> WHAT NEEDS TO BE DONE:
Repeat every record below exactly, but leave out any pictures.

> Stored data:
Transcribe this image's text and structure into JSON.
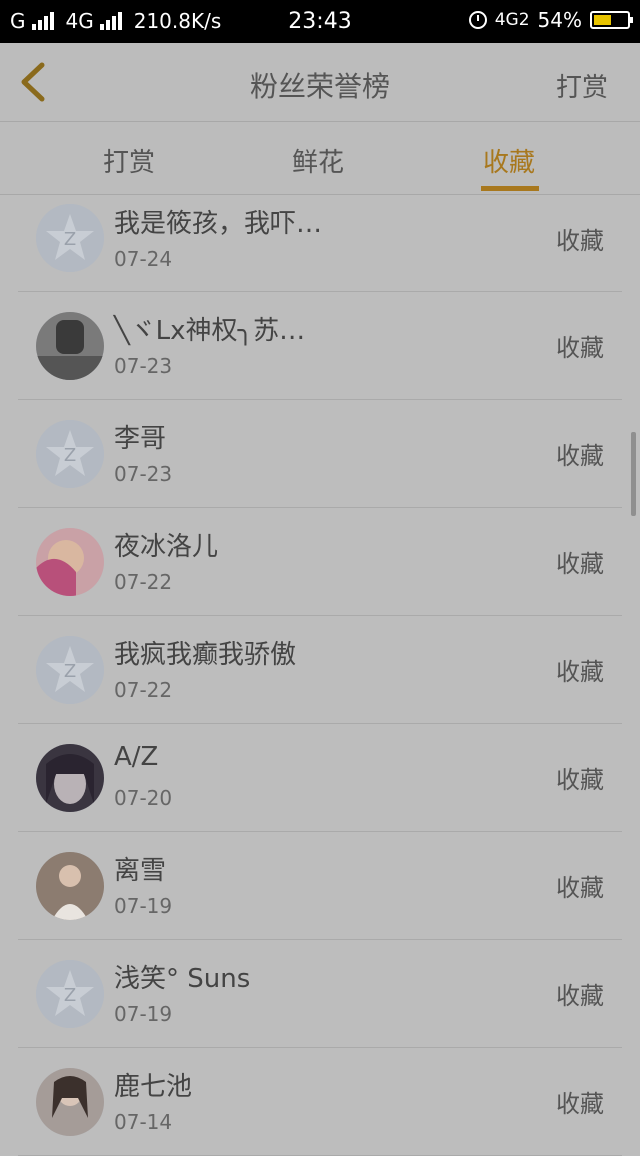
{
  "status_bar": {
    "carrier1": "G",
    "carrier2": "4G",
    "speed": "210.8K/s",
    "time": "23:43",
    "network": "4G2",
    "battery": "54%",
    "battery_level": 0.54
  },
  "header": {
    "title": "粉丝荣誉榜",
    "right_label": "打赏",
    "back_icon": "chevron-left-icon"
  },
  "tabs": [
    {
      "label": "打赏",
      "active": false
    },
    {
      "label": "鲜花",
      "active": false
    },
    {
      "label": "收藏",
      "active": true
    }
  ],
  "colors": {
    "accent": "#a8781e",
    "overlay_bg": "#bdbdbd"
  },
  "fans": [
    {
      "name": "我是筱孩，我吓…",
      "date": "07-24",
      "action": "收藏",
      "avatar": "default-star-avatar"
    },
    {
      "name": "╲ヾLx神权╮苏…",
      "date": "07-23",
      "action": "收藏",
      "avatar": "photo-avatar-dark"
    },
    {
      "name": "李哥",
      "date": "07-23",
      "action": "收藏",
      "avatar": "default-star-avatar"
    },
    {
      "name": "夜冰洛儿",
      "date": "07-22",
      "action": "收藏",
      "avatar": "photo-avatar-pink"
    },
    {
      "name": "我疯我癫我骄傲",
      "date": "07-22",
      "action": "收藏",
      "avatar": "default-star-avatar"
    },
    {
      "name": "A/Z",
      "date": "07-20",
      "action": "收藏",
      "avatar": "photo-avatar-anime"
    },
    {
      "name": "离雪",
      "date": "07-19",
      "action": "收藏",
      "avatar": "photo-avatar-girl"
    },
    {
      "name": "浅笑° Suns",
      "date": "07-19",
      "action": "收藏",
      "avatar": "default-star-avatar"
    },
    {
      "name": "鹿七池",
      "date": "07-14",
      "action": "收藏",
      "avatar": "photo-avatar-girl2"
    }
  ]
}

> RESULT FOR THIS EXERCISE:
Transcribe this image's text and structure into JSON.
{
  "status_bar": {
    "carrier1": "G",
    "carrier2": "4G",
    "speed": "210.8K/s",
    "time": "23:43",
    "network": "4G2",
    "battery": "54%",
    "battery_level": 0.54
  },
  "header": {
    "title": "粉丝荣誉榜",
    "right_label": "打赏",
    "back_icon": "chevron-left-icon"
  },
  "tabs": [
    {
      "label": "打赏",
      "active": false
    },
    {
      "label": "鲜花",
      "active": false
    },
    {
      "label": "收藏",
      "active": true
    }
  ],
  "colors": {
    "accent": "#a8781e",
    "overlay_bg": "#bdbdbd"
  },
  "fans": [
    {
      "name": "我是筱孩，我吓…",
      "date": "07-24",
      "action": "收藏",
      "avatar": "default-star-avatar"
    },
    {
      "name": "╲ヾLx神权╮苏…",
      "date": "07-23",
      "action": "收藏",
      "avatar": "photo-avatar-dark"
    },
    {
      "name": "李哥",
      "date": "07-23",
      "action": "收藏",
      "avatar": "default-star-avatar"
    },
    {
      "name": "夜冰洛儿",
      "date": "07-22",
      "action": "收藏",
      "avatar": "photo-avatar-pink"
    },
    {
      "name": "我疯我癫我骄傲",
      "date": "07-22",
      "action": "收藏",
      "avatar": "default-star-avatar"
    },
    {
      "name": "A/Z",
      "date": "07-20",
      "action": "收藏",
      "avatar": "photo-avatar-anime"
    },
    {
      "name": "离雪",
      "date": "07-19",
      "action": "收藏",
      "avatar": "photo-avatar-girl"
    },
    {
      "name": "浅笑° Suns",
      "date": "07-19",
      "action": "收藏",
      "avatar": "default-star-avatar"
    },
    {
      "name": "鹿七池",
      "date": "07-14",
      "action": "收藏",
      "avatar": "photo-avatar-girl2"
    }
  ]
}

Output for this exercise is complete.